• **GIVEN PROBLEM**: Read the lines that follow and pick out every one containing the word "text".

──────────

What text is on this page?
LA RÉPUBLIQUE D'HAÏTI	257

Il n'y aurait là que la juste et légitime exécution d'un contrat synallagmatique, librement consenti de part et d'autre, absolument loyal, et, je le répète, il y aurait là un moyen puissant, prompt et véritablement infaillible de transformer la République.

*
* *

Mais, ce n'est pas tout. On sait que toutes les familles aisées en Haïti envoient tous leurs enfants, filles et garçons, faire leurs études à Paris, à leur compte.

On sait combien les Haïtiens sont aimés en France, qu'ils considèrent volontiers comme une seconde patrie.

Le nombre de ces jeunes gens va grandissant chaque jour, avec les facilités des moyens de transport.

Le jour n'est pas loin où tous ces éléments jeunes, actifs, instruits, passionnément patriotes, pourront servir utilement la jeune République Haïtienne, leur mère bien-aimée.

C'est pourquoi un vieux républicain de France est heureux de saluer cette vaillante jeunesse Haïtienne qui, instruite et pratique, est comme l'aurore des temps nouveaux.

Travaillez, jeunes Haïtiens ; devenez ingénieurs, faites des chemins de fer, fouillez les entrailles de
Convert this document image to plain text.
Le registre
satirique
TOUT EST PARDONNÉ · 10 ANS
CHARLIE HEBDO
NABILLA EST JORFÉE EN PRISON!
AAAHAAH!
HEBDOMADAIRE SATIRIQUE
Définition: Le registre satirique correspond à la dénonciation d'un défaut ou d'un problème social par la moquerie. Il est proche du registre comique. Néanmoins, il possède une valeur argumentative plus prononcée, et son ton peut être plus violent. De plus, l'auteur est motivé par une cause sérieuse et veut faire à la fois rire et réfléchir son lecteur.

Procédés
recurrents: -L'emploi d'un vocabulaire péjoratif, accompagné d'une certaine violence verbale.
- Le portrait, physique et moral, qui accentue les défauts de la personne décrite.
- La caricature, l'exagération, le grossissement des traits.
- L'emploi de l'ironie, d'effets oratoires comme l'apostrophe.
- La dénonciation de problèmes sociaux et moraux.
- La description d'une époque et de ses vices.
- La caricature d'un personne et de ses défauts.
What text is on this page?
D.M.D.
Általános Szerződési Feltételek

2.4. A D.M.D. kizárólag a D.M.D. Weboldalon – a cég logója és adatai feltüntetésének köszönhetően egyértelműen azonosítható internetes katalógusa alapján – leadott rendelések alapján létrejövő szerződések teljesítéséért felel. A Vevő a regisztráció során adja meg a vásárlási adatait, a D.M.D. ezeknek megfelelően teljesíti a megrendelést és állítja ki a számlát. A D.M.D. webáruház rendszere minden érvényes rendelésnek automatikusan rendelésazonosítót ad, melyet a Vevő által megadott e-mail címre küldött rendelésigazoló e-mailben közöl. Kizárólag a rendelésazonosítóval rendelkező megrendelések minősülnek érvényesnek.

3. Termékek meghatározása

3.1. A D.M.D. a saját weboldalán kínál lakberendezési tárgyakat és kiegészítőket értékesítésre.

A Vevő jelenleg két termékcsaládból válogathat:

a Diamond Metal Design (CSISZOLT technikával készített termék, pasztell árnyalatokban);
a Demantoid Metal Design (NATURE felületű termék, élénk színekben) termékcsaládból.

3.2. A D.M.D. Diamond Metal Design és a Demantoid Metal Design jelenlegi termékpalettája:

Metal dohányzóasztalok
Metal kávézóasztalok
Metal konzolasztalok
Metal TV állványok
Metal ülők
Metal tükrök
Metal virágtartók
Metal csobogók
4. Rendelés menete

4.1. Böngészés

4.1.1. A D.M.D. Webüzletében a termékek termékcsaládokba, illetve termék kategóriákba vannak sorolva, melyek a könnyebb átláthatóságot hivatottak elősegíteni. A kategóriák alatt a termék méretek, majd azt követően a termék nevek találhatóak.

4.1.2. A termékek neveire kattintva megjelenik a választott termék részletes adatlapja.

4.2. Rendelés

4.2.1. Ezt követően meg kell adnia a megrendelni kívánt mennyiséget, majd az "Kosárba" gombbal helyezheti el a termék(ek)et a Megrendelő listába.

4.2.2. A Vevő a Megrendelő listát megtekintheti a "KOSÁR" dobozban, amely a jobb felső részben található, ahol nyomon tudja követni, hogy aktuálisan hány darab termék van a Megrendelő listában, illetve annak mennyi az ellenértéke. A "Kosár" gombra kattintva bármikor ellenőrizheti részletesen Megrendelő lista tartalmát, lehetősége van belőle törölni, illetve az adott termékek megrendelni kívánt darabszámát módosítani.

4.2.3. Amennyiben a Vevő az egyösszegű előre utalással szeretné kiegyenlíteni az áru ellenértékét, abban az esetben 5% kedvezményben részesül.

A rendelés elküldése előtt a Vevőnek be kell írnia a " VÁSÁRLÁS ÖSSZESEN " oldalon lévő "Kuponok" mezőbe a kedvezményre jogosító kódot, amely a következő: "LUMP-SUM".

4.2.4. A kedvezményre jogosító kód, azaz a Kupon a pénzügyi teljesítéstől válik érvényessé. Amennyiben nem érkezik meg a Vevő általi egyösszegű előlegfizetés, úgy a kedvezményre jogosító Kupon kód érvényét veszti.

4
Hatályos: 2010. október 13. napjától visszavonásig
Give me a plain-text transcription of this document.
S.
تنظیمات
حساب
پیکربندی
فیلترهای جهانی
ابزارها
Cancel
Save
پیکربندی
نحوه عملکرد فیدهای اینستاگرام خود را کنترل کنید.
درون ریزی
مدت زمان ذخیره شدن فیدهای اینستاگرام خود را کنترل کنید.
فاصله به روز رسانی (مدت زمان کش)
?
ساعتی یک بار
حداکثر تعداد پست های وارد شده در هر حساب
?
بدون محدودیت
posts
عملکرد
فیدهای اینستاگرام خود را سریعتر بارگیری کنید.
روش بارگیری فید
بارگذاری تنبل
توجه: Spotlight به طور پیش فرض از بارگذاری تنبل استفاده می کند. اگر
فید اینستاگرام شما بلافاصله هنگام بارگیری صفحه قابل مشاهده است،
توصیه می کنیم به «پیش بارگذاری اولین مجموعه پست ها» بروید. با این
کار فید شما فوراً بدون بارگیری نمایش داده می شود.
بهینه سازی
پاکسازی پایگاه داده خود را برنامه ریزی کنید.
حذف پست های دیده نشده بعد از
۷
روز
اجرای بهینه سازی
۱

──────────

• **RESPONSE TO THE EXERCISE**:
What text is on this page?
Convert this document image to plain text.
What text is on this page?
Give me a plain-text transcription of this document.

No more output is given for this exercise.